-- Start of Exercise input --
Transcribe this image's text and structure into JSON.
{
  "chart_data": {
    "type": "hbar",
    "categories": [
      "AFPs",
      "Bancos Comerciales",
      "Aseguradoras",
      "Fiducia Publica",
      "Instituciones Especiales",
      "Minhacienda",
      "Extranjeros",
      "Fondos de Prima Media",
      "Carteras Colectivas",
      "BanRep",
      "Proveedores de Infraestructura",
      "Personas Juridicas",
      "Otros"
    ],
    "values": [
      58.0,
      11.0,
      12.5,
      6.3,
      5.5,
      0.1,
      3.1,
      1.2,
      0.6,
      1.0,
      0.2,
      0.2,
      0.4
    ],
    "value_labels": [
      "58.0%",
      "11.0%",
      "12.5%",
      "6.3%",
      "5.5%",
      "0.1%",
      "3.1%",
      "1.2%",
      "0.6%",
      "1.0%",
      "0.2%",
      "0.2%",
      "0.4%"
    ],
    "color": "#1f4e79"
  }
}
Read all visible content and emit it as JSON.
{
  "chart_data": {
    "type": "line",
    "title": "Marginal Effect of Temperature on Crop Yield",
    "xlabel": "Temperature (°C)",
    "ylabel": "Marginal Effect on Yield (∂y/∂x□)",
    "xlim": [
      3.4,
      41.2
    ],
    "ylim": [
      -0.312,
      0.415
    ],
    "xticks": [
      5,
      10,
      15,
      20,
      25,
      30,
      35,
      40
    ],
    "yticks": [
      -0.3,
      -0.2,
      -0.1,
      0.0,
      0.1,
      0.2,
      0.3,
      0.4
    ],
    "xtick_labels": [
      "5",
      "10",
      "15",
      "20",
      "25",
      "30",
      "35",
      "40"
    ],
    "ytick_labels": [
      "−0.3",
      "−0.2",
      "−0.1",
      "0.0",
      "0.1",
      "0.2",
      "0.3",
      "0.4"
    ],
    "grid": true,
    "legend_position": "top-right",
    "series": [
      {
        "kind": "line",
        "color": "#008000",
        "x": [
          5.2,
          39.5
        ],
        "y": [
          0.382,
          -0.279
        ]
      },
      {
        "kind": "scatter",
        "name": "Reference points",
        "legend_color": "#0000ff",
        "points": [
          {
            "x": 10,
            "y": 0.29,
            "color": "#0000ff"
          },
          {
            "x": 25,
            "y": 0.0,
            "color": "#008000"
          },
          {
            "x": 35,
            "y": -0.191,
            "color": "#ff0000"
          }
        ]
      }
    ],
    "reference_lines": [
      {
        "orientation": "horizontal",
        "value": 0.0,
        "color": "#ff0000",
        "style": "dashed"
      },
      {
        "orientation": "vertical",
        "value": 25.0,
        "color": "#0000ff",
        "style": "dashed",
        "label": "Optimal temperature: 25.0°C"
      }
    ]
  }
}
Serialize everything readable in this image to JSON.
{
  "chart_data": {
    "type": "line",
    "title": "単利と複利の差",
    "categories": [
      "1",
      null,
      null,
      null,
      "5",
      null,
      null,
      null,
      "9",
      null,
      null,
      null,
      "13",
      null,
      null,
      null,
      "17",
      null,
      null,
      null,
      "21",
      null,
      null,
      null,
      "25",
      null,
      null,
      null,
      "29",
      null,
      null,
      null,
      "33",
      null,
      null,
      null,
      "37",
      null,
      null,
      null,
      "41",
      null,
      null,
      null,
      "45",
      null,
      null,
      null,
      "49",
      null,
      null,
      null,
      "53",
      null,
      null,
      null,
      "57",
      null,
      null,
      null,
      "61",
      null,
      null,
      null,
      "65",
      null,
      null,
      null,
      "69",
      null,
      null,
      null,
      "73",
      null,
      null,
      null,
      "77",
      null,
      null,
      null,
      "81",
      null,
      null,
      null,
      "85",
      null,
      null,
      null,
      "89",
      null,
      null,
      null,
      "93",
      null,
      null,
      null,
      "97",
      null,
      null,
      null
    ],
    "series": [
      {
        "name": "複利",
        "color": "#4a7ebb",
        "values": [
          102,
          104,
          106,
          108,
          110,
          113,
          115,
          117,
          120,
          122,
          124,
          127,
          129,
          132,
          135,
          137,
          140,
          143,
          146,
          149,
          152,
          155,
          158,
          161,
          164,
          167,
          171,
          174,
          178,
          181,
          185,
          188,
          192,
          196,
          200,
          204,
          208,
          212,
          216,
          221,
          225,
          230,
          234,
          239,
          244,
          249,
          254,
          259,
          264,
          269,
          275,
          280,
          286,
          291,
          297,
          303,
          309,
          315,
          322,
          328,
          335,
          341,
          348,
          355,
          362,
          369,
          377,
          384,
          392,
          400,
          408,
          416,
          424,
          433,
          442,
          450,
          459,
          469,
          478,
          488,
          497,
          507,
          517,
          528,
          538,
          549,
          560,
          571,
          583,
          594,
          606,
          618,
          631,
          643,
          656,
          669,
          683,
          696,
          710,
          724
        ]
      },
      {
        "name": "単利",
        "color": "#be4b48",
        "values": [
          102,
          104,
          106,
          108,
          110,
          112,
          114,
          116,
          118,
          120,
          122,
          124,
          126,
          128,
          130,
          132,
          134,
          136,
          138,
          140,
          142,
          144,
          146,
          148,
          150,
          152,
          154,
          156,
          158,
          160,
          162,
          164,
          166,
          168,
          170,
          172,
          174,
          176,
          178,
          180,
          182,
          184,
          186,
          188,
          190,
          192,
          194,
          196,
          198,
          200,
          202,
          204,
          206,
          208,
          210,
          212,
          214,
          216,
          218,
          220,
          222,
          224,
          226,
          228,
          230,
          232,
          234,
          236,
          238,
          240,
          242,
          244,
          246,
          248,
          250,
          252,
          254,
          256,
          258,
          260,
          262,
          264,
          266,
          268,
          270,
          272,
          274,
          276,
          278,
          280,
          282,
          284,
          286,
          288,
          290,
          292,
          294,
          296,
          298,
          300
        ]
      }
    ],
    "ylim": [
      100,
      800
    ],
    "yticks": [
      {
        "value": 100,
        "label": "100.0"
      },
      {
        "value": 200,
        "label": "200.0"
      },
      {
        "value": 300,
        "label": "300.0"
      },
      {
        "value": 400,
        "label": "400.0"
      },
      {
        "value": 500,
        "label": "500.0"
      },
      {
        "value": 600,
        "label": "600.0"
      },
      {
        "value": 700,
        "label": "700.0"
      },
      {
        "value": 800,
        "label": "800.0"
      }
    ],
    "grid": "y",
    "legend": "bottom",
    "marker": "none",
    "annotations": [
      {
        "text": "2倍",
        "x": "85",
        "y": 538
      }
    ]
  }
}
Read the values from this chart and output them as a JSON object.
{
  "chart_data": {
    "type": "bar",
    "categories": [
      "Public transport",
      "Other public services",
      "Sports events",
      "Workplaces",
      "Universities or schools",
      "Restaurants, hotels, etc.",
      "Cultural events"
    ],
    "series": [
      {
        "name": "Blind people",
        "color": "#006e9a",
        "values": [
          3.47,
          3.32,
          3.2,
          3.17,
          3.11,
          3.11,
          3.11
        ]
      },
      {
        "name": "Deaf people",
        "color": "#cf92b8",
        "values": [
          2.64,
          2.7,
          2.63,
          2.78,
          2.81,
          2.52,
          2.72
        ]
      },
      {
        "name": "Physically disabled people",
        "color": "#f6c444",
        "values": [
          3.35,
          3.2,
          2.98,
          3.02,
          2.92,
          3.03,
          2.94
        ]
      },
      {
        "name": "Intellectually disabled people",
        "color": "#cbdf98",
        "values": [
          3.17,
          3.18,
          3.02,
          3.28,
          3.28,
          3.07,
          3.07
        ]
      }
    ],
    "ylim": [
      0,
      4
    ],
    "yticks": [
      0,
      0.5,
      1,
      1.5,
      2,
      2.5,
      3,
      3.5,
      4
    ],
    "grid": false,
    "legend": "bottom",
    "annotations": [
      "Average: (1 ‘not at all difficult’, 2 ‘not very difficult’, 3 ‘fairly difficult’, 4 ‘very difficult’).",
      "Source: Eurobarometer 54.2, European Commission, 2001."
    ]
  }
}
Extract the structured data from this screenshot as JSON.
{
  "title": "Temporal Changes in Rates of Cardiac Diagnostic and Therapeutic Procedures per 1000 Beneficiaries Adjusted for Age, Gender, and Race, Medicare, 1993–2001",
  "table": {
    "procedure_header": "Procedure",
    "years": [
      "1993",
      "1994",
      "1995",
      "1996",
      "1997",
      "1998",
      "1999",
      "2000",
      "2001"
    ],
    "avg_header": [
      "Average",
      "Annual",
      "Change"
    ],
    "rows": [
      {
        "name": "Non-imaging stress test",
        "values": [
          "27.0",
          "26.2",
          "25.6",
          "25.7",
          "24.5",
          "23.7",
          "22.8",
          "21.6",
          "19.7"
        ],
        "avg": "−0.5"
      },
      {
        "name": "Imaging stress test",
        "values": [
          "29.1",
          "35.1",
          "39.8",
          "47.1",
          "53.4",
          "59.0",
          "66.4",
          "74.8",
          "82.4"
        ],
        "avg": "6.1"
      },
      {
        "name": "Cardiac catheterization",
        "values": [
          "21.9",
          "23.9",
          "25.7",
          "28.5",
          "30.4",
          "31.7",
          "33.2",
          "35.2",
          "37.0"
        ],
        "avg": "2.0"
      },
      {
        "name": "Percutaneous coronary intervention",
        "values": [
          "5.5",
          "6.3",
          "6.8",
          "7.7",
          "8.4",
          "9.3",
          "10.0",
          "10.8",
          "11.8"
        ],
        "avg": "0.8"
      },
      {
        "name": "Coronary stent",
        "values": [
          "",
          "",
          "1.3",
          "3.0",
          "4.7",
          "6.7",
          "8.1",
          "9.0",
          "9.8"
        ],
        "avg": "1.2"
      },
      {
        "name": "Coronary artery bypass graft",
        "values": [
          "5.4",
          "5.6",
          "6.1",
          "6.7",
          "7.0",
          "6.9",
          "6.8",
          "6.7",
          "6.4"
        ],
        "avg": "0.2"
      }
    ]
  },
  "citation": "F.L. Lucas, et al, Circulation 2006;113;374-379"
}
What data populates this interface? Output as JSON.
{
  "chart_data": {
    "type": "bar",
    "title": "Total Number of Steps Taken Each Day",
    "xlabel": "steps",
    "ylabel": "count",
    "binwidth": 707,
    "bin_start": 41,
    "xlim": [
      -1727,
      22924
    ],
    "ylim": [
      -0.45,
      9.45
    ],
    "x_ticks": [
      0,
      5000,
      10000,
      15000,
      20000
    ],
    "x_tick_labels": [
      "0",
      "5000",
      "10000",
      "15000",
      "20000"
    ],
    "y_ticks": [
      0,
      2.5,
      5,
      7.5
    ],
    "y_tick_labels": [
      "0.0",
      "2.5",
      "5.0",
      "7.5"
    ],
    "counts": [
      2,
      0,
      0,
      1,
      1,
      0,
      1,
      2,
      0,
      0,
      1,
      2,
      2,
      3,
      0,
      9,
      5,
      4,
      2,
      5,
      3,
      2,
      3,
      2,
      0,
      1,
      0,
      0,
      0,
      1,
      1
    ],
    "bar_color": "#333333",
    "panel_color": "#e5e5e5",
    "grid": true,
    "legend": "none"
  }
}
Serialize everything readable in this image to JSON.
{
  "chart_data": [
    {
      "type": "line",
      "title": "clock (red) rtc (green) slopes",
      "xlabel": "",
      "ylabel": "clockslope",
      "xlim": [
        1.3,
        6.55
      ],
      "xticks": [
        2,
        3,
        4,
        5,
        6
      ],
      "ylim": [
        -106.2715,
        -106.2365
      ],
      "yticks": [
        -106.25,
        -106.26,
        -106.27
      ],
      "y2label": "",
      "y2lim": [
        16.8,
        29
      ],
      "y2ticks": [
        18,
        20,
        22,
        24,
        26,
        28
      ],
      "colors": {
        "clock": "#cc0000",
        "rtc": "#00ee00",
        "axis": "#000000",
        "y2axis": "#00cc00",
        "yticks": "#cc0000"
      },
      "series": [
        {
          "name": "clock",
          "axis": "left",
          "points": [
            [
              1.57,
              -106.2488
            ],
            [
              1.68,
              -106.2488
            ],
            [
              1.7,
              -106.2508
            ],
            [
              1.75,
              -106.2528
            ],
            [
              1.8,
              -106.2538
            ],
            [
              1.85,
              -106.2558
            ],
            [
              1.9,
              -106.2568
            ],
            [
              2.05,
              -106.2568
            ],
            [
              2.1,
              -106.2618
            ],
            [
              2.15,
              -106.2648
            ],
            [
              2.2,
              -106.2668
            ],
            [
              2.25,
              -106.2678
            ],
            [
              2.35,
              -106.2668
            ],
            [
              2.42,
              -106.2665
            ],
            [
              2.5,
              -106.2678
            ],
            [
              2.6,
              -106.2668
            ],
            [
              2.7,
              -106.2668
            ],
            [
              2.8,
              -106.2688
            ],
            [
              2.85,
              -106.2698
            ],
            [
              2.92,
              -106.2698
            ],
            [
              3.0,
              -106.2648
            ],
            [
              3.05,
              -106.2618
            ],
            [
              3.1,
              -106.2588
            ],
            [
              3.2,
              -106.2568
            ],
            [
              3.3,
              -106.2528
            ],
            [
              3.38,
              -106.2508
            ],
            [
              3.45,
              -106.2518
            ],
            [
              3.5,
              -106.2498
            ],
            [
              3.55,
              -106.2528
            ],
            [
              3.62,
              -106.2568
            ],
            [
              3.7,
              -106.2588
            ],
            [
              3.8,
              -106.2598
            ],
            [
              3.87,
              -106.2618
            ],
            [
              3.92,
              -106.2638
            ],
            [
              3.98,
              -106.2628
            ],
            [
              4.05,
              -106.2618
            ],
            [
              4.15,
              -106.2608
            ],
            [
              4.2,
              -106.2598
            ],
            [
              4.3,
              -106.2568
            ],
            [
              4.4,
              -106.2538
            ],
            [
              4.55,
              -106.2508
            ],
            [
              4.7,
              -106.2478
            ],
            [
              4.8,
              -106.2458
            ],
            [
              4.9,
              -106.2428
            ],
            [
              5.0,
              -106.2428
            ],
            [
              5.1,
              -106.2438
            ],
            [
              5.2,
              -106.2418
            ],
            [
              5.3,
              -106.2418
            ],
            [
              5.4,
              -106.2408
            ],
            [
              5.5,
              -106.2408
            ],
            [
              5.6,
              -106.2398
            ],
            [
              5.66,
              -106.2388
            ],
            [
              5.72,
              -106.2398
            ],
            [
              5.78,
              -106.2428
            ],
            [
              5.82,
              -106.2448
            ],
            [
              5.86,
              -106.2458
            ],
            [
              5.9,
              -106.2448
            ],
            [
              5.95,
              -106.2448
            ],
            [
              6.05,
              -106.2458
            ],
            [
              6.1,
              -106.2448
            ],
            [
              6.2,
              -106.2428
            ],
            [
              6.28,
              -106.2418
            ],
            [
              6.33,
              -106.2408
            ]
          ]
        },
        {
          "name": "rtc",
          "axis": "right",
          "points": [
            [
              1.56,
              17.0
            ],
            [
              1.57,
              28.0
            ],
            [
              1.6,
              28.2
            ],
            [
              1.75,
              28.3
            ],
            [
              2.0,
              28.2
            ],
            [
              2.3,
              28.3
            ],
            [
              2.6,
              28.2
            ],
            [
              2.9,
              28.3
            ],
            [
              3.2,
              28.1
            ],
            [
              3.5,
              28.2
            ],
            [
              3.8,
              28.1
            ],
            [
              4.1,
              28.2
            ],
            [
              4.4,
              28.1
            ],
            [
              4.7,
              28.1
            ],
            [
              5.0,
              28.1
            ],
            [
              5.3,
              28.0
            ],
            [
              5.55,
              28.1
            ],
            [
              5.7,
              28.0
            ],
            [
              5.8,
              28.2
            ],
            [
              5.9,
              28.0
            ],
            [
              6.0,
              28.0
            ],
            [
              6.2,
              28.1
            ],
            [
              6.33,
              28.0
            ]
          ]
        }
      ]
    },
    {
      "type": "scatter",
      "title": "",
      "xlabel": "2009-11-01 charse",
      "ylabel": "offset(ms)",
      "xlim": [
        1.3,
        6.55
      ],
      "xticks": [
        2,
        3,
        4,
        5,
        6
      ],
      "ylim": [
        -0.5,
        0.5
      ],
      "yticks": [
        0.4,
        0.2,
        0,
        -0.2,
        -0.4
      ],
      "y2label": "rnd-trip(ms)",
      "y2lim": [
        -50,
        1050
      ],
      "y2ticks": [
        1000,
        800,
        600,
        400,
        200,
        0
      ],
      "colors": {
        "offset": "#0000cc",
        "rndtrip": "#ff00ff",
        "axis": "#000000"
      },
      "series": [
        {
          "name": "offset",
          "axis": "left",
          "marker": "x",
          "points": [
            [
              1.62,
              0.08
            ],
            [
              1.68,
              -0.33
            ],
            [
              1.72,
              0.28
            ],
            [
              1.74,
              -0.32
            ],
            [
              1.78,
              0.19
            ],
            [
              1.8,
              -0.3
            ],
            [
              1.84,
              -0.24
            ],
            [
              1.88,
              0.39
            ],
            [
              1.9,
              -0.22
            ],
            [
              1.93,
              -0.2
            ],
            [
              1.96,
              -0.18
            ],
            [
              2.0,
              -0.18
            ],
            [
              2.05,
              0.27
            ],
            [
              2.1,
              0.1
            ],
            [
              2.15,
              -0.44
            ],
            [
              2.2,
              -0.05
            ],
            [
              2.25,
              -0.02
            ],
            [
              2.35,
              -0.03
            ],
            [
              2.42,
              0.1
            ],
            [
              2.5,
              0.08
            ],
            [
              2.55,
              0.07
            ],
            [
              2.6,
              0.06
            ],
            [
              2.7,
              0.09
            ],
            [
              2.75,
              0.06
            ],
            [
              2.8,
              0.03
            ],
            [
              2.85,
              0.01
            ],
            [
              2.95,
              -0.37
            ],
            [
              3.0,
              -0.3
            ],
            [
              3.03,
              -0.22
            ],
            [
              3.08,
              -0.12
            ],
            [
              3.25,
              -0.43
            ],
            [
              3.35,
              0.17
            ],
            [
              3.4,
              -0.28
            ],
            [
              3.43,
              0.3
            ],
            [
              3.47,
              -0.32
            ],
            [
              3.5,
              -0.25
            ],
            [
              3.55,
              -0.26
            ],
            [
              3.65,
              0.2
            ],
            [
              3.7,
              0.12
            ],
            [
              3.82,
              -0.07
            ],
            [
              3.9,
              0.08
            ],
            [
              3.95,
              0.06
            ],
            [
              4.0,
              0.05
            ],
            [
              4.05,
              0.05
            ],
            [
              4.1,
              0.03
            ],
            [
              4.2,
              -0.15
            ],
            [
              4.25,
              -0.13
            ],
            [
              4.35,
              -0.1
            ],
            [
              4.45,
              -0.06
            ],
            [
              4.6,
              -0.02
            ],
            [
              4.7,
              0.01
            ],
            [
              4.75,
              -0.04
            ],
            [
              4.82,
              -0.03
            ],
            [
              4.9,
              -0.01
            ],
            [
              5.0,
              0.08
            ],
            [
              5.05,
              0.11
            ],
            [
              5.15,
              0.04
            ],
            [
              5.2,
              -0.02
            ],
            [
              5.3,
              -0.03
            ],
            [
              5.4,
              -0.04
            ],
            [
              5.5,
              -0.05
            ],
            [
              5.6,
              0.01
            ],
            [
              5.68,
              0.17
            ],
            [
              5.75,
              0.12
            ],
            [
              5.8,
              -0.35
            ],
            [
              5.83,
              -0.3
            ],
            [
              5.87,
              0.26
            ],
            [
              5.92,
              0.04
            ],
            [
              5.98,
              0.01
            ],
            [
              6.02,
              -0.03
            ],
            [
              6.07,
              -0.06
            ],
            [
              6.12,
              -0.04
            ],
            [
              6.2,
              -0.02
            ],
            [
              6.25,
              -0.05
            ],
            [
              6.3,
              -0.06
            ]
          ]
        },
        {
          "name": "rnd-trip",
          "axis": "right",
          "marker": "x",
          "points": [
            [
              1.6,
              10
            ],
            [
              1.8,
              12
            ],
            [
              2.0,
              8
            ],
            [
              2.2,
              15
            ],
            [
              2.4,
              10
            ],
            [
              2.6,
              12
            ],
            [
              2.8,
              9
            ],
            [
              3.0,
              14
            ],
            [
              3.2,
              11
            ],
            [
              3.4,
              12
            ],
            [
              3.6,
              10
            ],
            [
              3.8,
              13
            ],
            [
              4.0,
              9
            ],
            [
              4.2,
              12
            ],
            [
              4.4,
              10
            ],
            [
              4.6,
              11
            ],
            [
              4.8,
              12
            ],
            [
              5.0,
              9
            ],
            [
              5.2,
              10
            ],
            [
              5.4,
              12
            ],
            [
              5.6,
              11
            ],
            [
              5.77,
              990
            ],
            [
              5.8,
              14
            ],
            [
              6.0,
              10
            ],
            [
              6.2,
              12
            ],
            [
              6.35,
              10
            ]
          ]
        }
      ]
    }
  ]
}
-- End of Exercise input --
## What the task asks
In the records above, find each line with the word "title" and copy it.

## Result of the exercise
    "title": "Marginal Effect of Temperature on Crop Yield",
    "title": "単利と複利の差",
  "title": "Temporal Changes in Rates of Cardiac Diagnostic and Therapeutic Procedures per 1000 Beneficiaries Adjusted for Age, Gender, and Race, Medicare, 1993–2001",
    "title": "Total Number of Steps Taken Each Day",
      "title": "clock (red) rtc (green) slopes",
      "title": "",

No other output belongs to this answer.